• **Exercise details**
Restate the listing below with no word altered.

• **Records for the exercise**
Content starts

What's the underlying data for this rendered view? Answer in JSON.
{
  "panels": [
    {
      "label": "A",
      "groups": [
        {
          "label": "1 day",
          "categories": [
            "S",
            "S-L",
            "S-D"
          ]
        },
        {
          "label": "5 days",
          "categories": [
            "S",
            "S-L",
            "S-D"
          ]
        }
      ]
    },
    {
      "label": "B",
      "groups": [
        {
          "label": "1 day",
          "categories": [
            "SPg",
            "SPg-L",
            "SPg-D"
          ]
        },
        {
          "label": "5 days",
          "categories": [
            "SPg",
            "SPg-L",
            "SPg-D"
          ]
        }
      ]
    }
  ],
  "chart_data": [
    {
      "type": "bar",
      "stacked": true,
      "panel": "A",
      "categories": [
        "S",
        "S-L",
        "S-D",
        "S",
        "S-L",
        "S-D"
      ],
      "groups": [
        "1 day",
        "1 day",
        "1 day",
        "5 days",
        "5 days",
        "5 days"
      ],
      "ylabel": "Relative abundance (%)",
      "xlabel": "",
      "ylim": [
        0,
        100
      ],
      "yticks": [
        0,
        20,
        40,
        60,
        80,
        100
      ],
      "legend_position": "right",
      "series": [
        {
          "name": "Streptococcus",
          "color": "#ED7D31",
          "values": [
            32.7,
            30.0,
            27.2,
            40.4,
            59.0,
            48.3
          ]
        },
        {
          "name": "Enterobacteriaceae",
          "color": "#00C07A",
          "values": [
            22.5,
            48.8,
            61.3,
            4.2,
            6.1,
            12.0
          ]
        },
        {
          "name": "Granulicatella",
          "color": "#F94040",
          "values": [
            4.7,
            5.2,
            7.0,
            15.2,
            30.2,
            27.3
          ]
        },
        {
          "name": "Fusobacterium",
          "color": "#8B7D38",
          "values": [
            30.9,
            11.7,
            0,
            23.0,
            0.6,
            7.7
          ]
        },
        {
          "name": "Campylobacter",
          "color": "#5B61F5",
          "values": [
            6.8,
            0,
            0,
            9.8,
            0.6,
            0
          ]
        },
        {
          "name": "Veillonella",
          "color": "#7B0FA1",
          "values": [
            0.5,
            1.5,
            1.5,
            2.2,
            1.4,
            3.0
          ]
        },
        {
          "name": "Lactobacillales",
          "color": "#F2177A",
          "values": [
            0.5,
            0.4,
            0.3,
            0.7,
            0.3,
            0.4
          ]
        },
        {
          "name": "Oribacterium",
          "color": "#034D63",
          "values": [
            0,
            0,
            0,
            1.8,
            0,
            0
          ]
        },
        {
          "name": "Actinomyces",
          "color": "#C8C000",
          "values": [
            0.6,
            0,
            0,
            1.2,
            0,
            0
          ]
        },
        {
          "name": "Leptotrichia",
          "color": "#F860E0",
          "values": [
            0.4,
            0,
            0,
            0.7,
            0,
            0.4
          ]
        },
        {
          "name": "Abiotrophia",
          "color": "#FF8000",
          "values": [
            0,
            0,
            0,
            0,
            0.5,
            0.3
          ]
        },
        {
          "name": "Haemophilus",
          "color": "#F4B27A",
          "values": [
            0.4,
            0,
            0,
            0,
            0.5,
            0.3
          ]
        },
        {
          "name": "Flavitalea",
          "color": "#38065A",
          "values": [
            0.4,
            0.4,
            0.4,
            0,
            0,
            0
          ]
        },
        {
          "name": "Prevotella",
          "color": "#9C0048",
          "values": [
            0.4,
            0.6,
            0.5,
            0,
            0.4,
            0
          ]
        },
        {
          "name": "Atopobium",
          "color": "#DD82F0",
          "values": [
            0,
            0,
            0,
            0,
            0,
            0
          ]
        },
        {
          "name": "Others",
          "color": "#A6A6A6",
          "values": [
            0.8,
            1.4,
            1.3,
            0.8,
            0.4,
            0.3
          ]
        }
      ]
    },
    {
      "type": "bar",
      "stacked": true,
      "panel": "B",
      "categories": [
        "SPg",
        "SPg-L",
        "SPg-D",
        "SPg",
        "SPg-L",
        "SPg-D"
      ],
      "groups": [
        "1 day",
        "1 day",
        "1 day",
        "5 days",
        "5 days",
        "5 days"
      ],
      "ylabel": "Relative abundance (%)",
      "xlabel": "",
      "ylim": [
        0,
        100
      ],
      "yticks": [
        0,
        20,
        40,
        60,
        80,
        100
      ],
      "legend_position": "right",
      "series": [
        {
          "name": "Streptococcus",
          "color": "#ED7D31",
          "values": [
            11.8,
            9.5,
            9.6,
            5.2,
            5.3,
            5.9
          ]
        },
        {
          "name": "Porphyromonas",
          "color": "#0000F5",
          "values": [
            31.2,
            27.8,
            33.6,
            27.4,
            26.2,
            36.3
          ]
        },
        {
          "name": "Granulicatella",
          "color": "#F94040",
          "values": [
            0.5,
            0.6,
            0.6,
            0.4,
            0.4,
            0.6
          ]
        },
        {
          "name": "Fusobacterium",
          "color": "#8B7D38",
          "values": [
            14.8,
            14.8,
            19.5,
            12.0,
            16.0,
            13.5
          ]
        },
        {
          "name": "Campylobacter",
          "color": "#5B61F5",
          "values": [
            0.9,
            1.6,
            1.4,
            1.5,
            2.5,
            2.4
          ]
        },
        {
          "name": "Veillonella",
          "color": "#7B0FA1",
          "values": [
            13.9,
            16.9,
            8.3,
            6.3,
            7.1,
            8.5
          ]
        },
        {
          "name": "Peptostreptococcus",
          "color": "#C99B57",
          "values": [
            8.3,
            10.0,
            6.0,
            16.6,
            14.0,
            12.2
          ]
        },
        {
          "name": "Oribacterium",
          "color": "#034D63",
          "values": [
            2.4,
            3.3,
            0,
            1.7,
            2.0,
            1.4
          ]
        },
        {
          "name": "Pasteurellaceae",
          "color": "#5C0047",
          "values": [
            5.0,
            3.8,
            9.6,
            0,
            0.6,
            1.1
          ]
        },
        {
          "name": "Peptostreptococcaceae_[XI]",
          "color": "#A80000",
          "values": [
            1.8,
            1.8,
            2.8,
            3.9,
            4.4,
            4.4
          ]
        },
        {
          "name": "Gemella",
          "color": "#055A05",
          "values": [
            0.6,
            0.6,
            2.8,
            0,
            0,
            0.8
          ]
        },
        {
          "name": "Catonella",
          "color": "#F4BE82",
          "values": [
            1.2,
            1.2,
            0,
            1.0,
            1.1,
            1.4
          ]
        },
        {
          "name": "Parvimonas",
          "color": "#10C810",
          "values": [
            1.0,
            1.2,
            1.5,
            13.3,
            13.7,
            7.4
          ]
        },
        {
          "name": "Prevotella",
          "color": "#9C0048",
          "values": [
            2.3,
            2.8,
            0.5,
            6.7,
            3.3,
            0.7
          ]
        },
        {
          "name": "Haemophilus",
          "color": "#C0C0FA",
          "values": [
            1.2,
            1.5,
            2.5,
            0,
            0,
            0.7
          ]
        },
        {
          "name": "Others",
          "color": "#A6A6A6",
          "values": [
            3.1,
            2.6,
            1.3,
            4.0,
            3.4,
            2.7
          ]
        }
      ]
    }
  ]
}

Content ends

• **Worked solution**
What's the underlying data for this rendered view? Answer in JSON.
{
  "panels": [
    {
      "label": "A",
      "groups": [
        {
          "label": "1 day",
          "categories": [
            "S",
            "S-L",
            "S-D"
          ]
        },
        {
          "label": "5 days",
          "categories": [
            "S",
            "S-L",
            "S-D"
          ]
        }
      ]
    },
    {
      "label": "B",
      "groups": [
        {
          "label": "1 day",
          "categories": [
            "SPg",
            "SPg-L",
            "SPg-D"
          ]
        },
        {
          "label": "5 days",
          "categories": [
            "SPg",
            "SPg-L",
            "SPg-D"
          ]
        }
      ]
    }
  ],
  "chart_data": [
    {
      "type": "bar",
      "stacked": true,
      "panel": "A",
      "categories": [
        "S",
        "S-L",
        "S-D",
        "S",
        "S-L",
        "S-D"
      ],
      "groups": [
        "1 day",
        "1 day",
        "1 day",
        "5 days",
        "5 days",
        "5 days"
      ],
      "ylabel": "Relative abundance (%)",
      "xlabel": "",
      "ylim": [
        0,
        100
      ],
      "yticks": [
        0,
        20,
        40,
        60,
        80,
        100
      ],
      "legend_position": "right",
      "series": [
        {
          "name": "Streptococcus",
          "color": "#ED7D31",
          "values": [
            32.7,
            30.0,
            27.2,
            40.4,
            59.0,
            48.3
          ]
        },
        {
          "name": "Enterobacteriaceae",
          "color": "#00C07A",
          "values": [
            22.5,
            48.8,
            61.3,
            4.2,
            6.1,
            12.0
          ]
        },
        {
          "name": "Granulicatella",
          "color": "#F94040",
          "values": [
            4.7,
            5.2,
            7.0,
            15.2,
            30.2,
            27.3
          ]
        },
        {
          "name": "Fusobacterium",
          "color": "#8B7D38",
          "values": [
            30.9,
            11.7,
            0,
            23.0,
            0.6,
            7.7
          ]
        },
        {
          "name": "Campylobacter",
          "color": "#5B61F5",
          "values": [
            6.8,
            0,
            0,
            9.8,
            0.6,
            0
          ]
        },
        {
          "name": "Veillonella",
          "color": "#7B0FA1",
          "values": [
            0.5,
            1.5,
            1.5,
            2.2,
            1.4,
            3.0
          ]
        },
        {
          "name": "Lactobacillales",
          "color": "#F2177A",
          "values": [
            0.5,
            0.4,
            0.3,
            0.7,
            0.3,
            0.4
          ]
        },
        {
          "name": "Oribacterium",
          "color": "#034D63",
          "values": [
            0,
            0,
            0,
            1.8,
            0,
            0
          ]
        },
        {
          "name": "Actinomyces",
          "color": "#C8C000",
          "values": [
            0.6,
            0,
            0,
            1.2,
            0,
            0
          ]
        },
        {
          "name": "Leptotrichia",
          "color": "#F860E0",
          "values": [
            0.4,
            0,
            0,
            0.7,
            0,
            0.4
          ]
        },
        {
          "name": "Abiotrophia",
          "color": "#FF8000",
          "values": [
            0,
            0,
            0,
            0,
            0.5,
            0.3
          ]
        },
        {
          "name": "Haemophilus",
          "color": "#F4B27A",
          "values": [
            0.4,
            0,
            0,
            0,
            0.5,
            0.3
          ]
        },
        {
          "name": "Flavitalea",
          "color": "#38065A",
          "values": [
            0.4,
            0.4,
            0.4,
            0,
            0,
            0
          ]
        },
        {
          "name": "Prevotella",
          "color": "#9C0048",
          "values": [
            0.4,
            0.6,
            0.5,
            0,
            0.4,
            0
          ]
        },
        {
          "name": "Atopobium",
          "color": "#DD82F0",
          "values": [
            0,
            0,
            0,
            0,
            0,
            0
          ]
        },
        {
          "name": "Others",
          "color": "#A6A6A6",
          "values": [
            0.8,
            1.4,
            1.3,
            0.8,
            0.4,
            0.3
          ]
        }
      ]
    },
    {
      "type": "bar",
      "stacked": true,
      "panel": "B",
      "categories": [
        "SPg",
        "SPg-L",
        "SPg-D",
        "SPg",
        "SPg-L",
        "SPg-D"
      ],
      "groups": [
        "1 day",
        "1 day",
        "1 day",
        "5 days",
        "5 days",
        "5 days"
      ],
      "ylabel": "Relative abundance (%)",
      "xlabel": "",
      "ylim": [
        0,
        100
      ],
      "yticks": [
        0,
        20,
        40,
        60,
        80,
        100
      ],
      "legend_position": "right",
      "series": [
        {
          "name": "Streptococcus",
          "color": "#ED7D31",
          "values": [
            11.8,
            9.5,
            9.6,
            5.2,
            5.3,
            5.9
          ]
        },
        {
          "name": "Porphyromonas",
          "color": "#0000F5",
          "values": [
            31.2,
            27.8,
            33.6,
            27.4,
            26.2,
            36.3
          ]
        },
        {
          "name": "Granulicatella",
          "color": "#F94040",
          "values": [
            0.5,
            0.6,
            0.6,
            0.4,
            0.4,
            0.6
          ]
        },
        {
          "name": "Fusobacterium",
          "color": "#8B7D38",
          "values": [
            14.8,
            14.8,
            19.5,
            12.0,
            16.0,
            13.5
          ]
        },
        {
          "name": "Campylobacter",
          "color": "#5B61F5",
          "values": [
            0.9,
            1.6,
            1.4,
            1.5,
            2.5,
            2.4
          ]
        },
        {
          "name": "Veillonella",
          "color": "#7B0FA1",
          "values": [
            13.9,
            16.9,
            8.3,
            6.3,
            7.1,
            8.5
          ]
        },
        {
          "name": "Peptostreptococcus",
          "color": "#C99B57",
          "values": [
            8.3,
            10.0,
            6.0,
            16.6,
            14.0,
            12.2
          ]
        },
        {
          "name": "Oribacterium",
          "color": "#034D63",
          "values": [
            2.4,
            3.3,
            0,
            1.7,
            2.0,
            1.4
          ]
        },
        {
          "name": "Pasteurellaceae",
          "color": "#5C0047",
          "values": [
            5.0,
            3.8,
            9.6,
            0,
            0.6,
            1.1
          ]
        },
        {
          "name": "Peptostreptococcaceae_[XI]",
          "color": "#A80000",
          "values": [
            1.8,
            1.8,
            2.8,
            3.9,
            4.4,
            4.4
          ]
        },
        {
          "name": "Gemella",
          "color": "#055A05",
          "values": [
            0.6,
            0.6,
            2.8,
            0,
            0,
            0.8
          ]
        },
        {
          "name": "Catonella",
          "color": "#F4BE82",
          "values": [
            1.2,
            1.2,
            0,
            1.0,
            1.1,
            1.4
          ]
        },
        {
          "name": "Parvimonas",
          "color": "#10C810",
          "values": [
            1.0,
            1.2,
            1.5,
            13.3,
            13.7,
            7.4
          ]
        },
        {
          "name": "Prevotella",
          "color": "#9C0048",
          "values": [
            2.3,
            2.8,
            0.5,
            6.7,
            3.3,
            0.7
          ]
        },
        {
          "name": "Haemophilus",
          "color": "#C0C0FA",
          "values": [
            1.2,
            1.5,
            2.5,
            0,
            0,
            0.7
          ]
        },
        {
          "name": "Others",
          "color": "#A6A6A6",
          "values": [
            3.1,
            2.6,
            1.3,
            4.0,
            3.4,
            2.7
          ]
        }
      ]
    }
  ]
}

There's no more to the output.